**Task instructions**
Pictures do not belong in the copy. Return all of the entries exactly.

— begin Listing —

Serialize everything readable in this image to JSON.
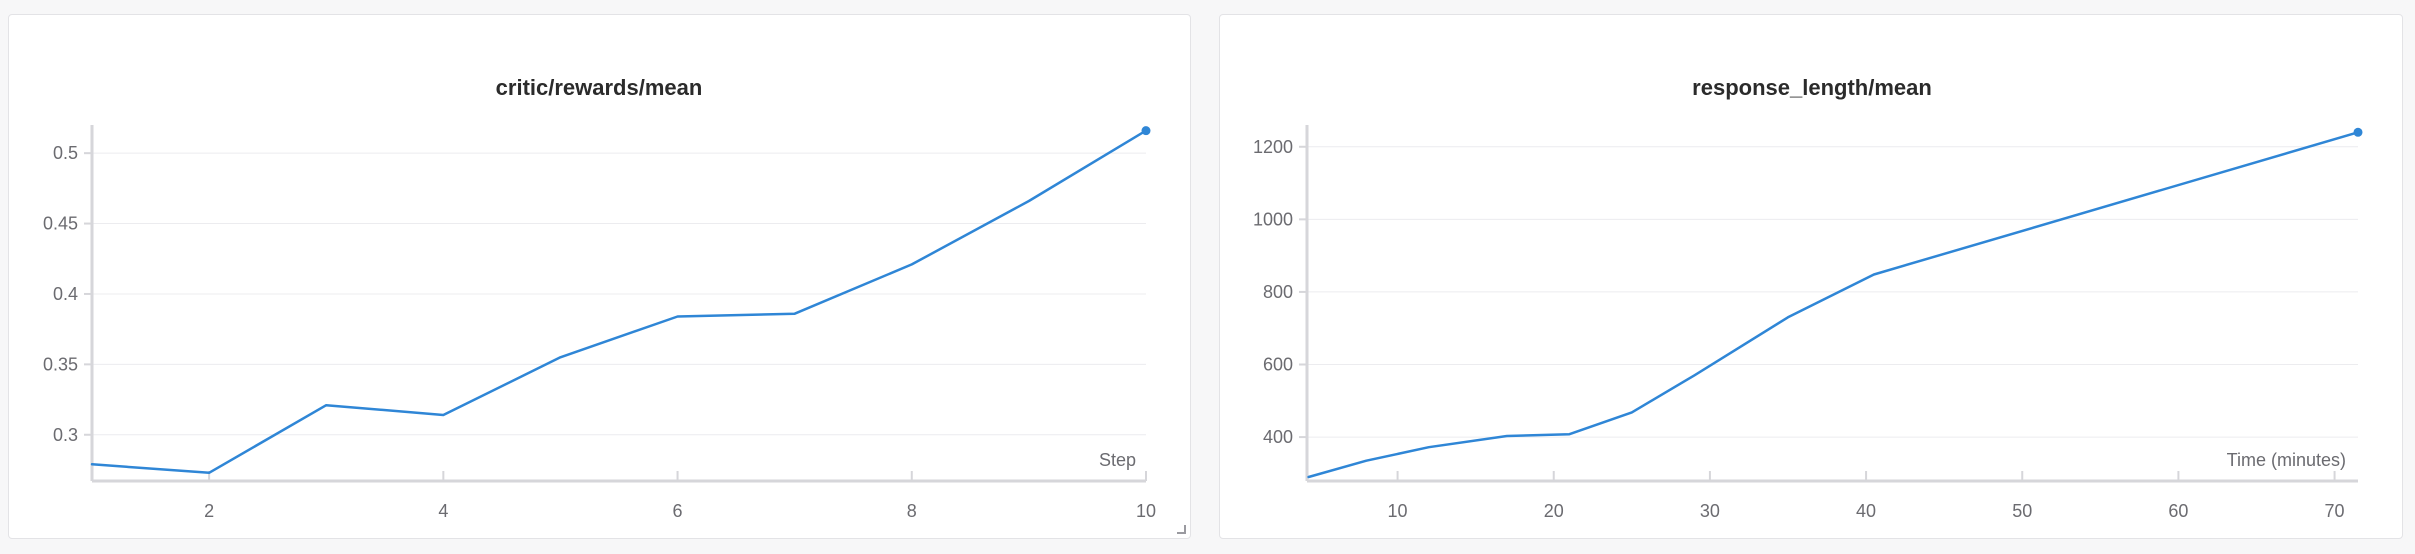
{
  "chart_data": [
    {
      "type": "line",
      "title": "critic/rewards/mean",
      "xlabel": "Step",
      "ylabel": "",
      "xlim": [
        1,
        10
      ],
      "ylim": [
        0.27,
        0.52
      ],
      "xticks": [
        2,
        4,
        6,
        8,
        10
      ],
      "yticks": [
        0.3,
        0.35,
        0.4,
        0.45,
        0.5
      ],
      "ytick_labels": [
        "0.3",
        "0.35",
        "0.4",
        "0.45",
        "0.5"
      ],
      "grid": true,
      "color": "#2f86d6",
      "series": [
        {
          "x": [
            1,
            2,
            3,
            4,
            5,
            6,
            7,
            8,
            9,
            10
          ],
          "values": [
            0.279,
            0.273,
            0.321,
            0.314,
            0.355,
            0.384,
            0.386,
            0.421,
            0.466,
            0.516
          ]
        }
      ]
    },
    {
      "type": "line",
      "title": "response_length/mean",
      "xlabel": "Time (minutes)",
      "ylabel": "",
      "xlim": [
        4.2,
        71.5
      ],
      "ylim": [
        290,
        1260
      ],
      "xticks": [
        10,
        20,
        30,
        40,
        50,
        60,
        70
      ],
      "yticks": [
        400,
        600,
        800,
        1000,
        1200
      ],
      "ytick_labels": [
        "400",
        "600",
        "800",
        "1000",
        "1200"
      ],
      "grid": true,
      "color": "#2f86d6",
      "series": [
        {
          "x": [
            4.3,
            8,
            12,
            17,
            21,
            25,
            29,
            35,
            40.5,
            71.5
          ],
          "values": [
            290,
            335,
            372,
            403,
            408,
            468,
            570,
            730,
            848,
            1240
          ]
        }
      ]
    }
  ]
}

— end Listing —

**Answer for the task**
Serialize everything readable in this image to JSON.
{
  "chart_data": [
    {
      "type": "line",
      "title": "critic/rewards/mean",
      "xlabel": "Step",
      "ylabel": "",
      "xlim": [
        1,
        10
      ],
      "ylim": [
        0.27,
        0.52
      ],
      "xticks": [
        2,
        4,
        6,
        8,
        10
      ],
      "yticks": [
        0.3,
        0.35,
        0.4,
        0.45,
        0.5
      ],
      "ytick_labels": [
        "0.3",
        "0.35",
        "0.4",
        "0.45",
        "0.5"
      ],
      "grid": true,
      "color": "#2f86d6",
      "series": [
        {
          "x": [
            1,
            2,
            3,
            4,
            5,
            6,
            7,
            8,
            9,
            10
          ],
          "values": [
            0.279,
            0.273,
            0.321,
            0.314,
            0.355,
            0.384,
            0.386,
            0.421,
            0.466,
            0.516
          ]
        }
      ]
    },
    {
      "type": "line",
      "title": "response_length/mean",
      "xlabel": "Time (minutes)",
      "ylabel": "",
      "xlim": [
        4.2,
        71.5
      ],
      "ylim": [
        290,
        1260
      ],
      "xticks": [
        10,
        20,
        30,
        40,
        50,
        60,
        70
      ],
      "yticks": [
        400,
        600,
        800,
        1000,
        1200
      ],
      "ytick_labels": [
        "400",
        "600",
        "800",
        "1000",
        "1200"
      ],
      "grid": true,
      "color": "#2f86d6",
      "series": [
        {
          "x": [
            4.3,
            8,
            12,
            17,
            21,
            25,
            29,
            35,
            40.5,
            71.5
          ],
          "values": [
            290,
            335,
            372,
            403,
            408,
            468,
            570,
            730,
            848,
            1240
          ]
        }
      ]
    }
  ]
}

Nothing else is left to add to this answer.